- [Short problem]:
Show every line where "ipleri" occurs.

- [Data rows]:
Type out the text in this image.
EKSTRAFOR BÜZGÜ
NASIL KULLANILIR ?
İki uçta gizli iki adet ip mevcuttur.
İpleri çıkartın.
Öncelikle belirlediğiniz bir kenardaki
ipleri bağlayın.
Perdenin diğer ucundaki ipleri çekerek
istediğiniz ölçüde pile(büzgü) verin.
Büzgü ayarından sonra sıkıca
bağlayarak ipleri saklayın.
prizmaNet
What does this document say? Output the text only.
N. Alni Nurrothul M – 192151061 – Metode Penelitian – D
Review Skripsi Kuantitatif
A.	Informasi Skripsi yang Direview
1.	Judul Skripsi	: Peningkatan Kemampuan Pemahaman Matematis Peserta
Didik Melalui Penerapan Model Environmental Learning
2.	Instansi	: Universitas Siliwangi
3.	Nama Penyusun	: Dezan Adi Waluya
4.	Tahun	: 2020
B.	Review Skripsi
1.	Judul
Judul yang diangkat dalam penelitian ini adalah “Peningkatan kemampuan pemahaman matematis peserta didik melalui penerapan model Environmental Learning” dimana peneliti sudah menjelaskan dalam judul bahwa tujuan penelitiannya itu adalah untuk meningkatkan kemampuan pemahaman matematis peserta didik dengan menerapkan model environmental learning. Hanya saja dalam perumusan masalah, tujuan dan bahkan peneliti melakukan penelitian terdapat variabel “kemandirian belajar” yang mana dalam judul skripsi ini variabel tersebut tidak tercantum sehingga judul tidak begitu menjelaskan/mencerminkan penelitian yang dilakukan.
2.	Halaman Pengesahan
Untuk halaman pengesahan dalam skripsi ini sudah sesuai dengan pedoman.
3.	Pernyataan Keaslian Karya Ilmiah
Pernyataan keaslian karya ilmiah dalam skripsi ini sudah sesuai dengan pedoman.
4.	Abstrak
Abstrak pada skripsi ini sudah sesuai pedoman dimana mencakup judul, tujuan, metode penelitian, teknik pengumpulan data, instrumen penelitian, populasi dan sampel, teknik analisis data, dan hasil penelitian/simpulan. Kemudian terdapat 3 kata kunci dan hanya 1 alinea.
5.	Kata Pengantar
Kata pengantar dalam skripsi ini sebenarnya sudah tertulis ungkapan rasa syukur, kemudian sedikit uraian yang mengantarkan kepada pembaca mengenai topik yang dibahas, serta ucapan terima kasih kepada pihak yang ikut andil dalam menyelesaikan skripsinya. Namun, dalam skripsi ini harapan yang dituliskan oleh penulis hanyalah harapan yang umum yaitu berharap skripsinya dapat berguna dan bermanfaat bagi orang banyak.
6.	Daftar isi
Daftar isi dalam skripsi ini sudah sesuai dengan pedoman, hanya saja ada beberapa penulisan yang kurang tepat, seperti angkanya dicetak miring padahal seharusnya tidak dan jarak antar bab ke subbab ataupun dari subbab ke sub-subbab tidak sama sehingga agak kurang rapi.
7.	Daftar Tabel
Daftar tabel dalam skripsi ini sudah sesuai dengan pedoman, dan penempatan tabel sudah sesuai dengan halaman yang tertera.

- [Exercise answer]:
ipleri bağlayın.
Perdenin diğer ucundaki ipleri çekerek
bağlayarak ipleri saklayın.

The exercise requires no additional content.